Of the lines in this material, how many contain "местный"? Answer with a single number only.

Extracted records:
__________
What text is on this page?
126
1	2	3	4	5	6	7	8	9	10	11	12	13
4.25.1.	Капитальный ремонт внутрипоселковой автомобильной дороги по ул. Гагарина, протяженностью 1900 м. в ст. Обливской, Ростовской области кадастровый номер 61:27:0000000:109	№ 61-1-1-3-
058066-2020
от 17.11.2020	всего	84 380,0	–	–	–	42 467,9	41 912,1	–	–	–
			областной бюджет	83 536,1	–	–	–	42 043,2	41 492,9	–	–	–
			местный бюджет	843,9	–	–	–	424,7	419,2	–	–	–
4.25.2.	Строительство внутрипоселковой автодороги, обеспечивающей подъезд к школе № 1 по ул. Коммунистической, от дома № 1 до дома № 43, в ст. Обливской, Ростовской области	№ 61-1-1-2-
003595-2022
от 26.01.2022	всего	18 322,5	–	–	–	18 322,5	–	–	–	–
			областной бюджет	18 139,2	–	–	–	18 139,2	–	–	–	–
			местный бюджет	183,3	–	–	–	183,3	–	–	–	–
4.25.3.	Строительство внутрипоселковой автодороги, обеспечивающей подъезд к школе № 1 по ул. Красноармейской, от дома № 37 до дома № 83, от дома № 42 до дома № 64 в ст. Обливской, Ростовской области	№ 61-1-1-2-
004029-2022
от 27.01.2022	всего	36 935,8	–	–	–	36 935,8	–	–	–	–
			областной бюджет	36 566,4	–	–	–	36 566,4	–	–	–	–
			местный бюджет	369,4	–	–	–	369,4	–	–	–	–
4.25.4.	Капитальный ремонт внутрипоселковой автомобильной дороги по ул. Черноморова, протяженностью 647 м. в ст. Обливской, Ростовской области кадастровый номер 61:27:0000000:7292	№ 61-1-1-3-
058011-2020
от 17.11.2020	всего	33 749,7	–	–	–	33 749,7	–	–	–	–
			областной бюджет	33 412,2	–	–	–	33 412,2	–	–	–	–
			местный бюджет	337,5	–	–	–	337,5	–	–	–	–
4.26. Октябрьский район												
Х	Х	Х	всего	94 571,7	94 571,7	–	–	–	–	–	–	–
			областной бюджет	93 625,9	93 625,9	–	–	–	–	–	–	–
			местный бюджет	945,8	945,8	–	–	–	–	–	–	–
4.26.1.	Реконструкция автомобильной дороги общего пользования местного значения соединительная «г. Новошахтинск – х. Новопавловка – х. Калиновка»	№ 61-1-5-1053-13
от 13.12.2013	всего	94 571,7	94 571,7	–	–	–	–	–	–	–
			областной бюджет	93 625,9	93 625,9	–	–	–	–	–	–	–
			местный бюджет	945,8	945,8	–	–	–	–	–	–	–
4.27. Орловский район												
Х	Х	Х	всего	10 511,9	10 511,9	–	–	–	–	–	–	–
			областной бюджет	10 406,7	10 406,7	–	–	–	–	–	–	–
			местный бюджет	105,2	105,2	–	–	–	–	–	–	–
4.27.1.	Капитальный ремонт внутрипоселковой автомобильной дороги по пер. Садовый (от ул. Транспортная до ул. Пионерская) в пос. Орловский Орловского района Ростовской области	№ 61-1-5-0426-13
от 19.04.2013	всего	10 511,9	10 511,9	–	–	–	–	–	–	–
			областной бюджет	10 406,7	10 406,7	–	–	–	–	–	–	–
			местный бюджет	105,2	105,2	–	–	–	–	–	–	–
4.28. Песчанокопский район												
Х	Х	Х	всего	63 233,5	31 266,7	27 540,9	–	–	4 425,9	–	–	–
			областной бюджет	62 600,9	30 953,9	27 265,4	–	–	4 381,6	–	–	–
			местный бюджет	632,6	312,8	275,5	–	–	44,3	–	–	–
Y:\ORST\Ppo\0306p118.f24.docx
__________
> CORRECT RESULT:
9